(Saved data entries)
-- START --

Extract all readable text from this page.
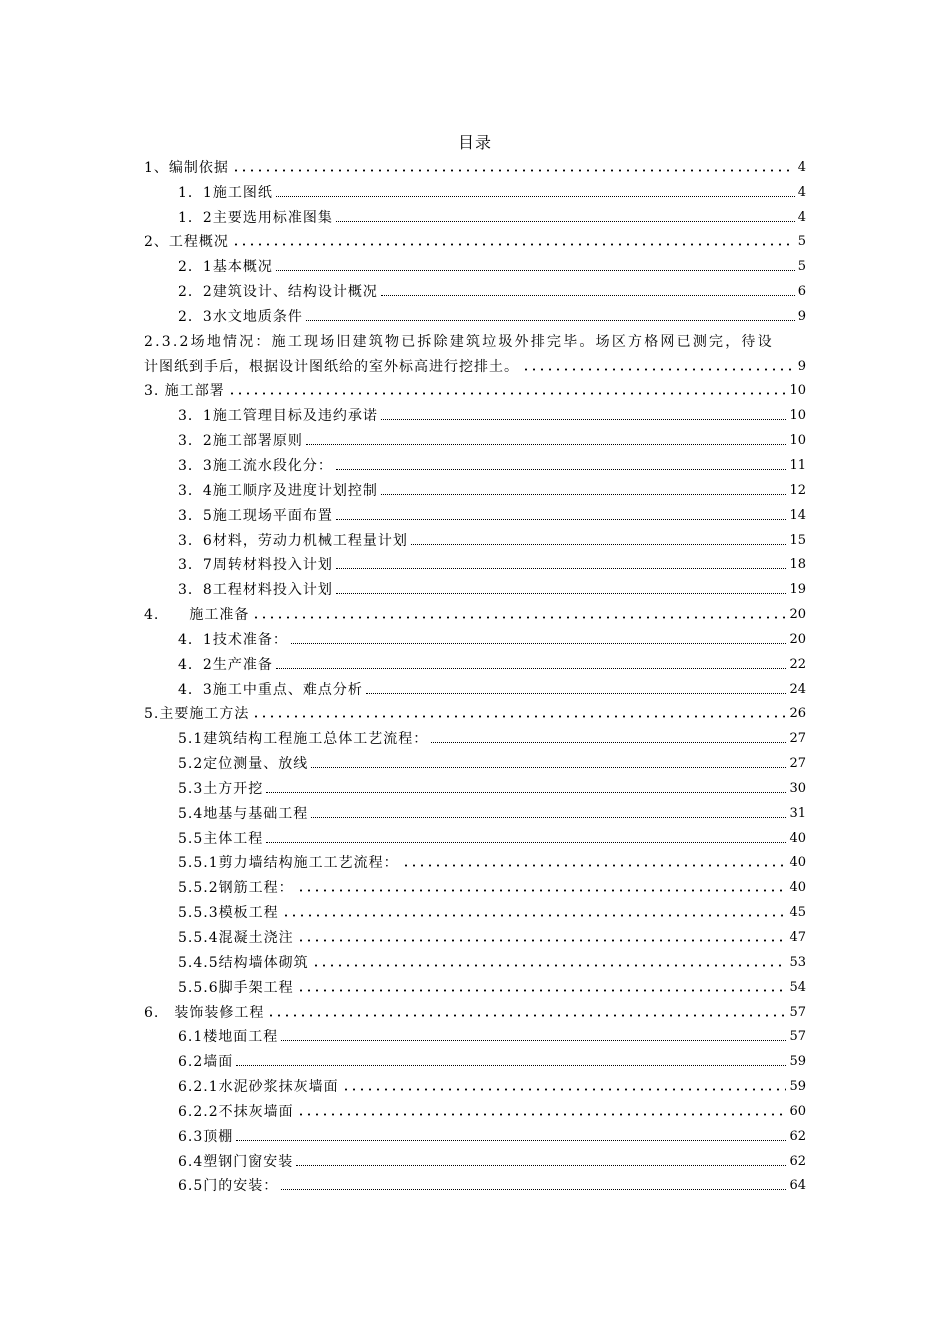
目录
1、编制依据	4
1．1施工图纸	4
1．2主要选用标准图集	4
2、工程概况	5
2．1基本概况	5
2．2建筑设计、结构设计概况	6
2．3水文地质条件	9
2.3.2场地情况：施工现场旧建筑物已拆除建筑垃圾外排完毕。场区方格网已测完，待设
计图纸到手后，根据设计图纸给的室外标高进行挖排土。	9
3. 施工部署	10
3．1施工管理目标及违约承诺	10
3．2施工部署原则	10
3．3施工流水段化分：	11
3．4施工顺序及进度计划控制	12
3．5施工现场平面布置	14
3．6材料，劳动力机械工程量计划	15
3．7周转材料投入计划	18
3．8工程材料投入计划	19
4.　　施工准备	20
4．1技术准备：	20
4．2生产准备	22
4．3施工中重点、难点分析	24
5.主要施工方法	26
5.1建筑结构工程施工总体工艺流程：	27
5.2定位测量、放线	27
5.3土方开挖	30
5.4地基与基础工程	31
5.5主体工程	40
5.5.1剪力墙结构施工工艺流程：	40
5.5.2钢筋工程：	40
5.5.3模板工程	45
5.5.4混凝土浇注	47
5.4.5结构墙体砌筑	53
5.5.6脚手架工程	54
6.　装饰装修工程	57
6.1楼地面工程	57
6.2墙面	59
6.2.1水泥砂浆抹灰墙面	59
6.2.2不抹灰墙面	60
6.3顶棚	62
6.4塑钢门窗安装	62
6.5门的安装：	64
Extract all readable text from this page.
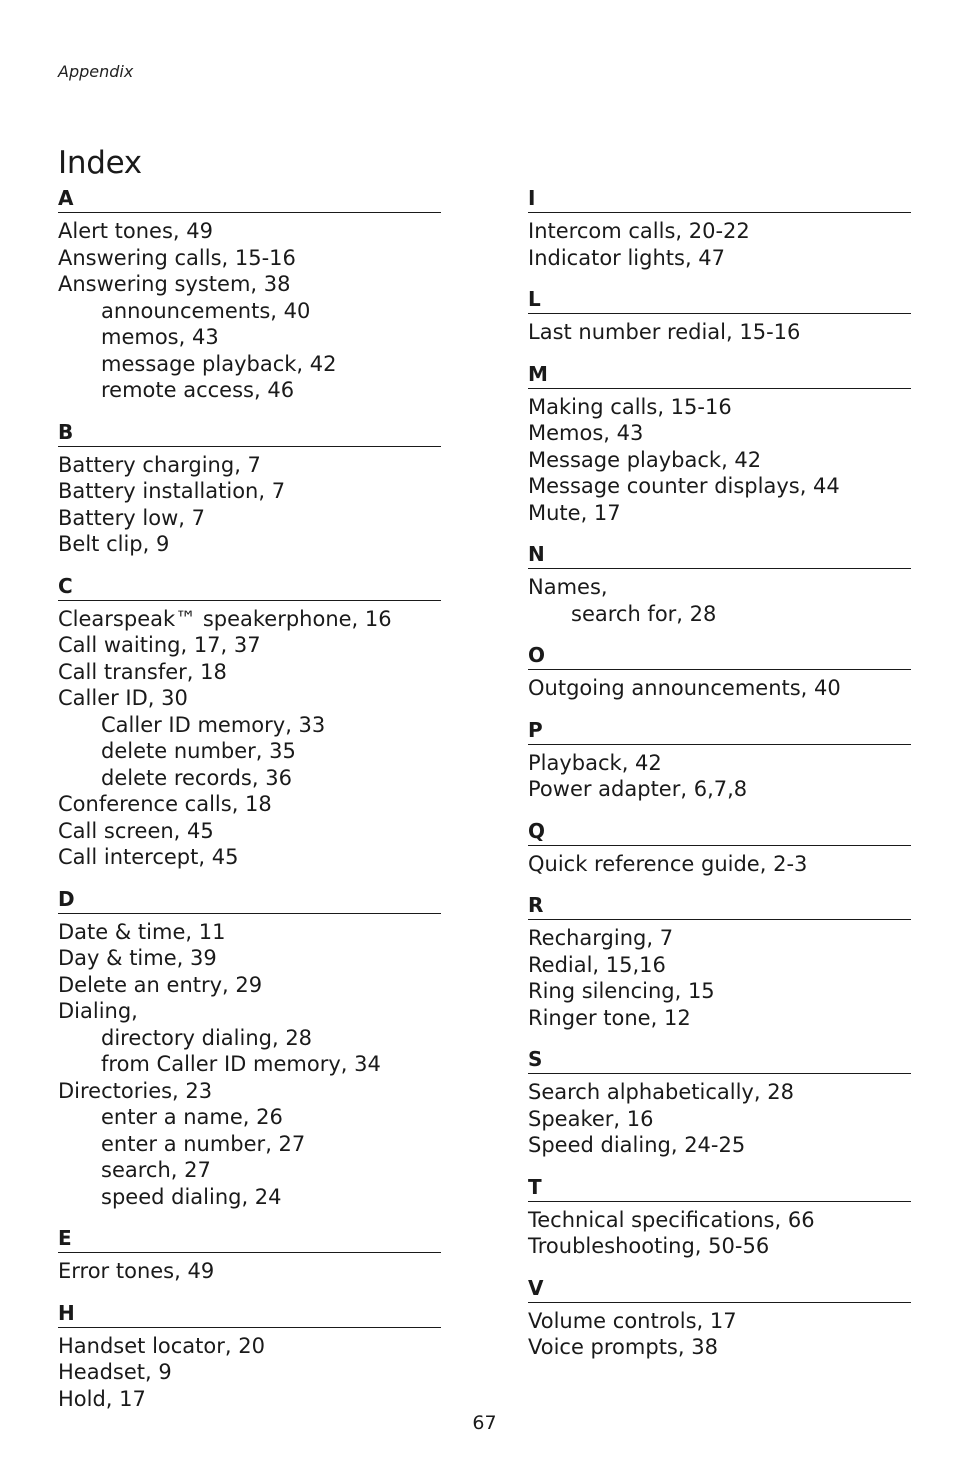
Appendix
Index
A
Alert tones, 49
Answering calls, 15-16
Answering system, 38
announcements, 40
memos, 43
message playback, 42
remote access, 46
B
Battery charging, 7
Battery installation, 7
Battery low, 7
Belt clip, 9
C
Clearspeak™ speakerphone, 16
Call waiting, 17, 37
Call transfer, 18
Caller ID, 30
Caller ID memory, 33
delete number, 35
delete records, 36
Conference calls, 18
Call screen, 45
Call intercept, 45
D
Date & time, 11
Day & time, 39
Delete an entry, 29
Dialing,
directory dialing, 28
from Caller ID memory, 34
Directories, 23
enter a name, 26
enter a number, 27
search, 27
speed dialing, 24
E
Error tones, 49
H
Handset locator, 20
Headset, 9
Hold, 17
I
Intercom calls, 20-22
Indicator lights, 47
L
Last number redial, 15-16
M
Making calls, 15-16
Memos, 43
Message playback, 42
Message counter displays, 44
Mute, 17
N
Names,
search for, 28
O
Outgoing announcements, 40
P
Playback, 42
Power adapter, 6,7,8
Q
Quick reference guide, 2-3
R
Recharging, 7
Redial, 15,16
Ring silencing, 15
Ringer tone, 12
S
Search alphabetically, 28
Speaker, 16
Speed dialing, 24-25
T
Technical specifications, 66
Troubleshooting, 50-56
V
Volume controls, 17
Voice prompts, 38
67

-- END --

Look over the listing above. Pick out and copy every line that includes "number".

delete number, 35
enter a number, 27
Last number redial, 15-16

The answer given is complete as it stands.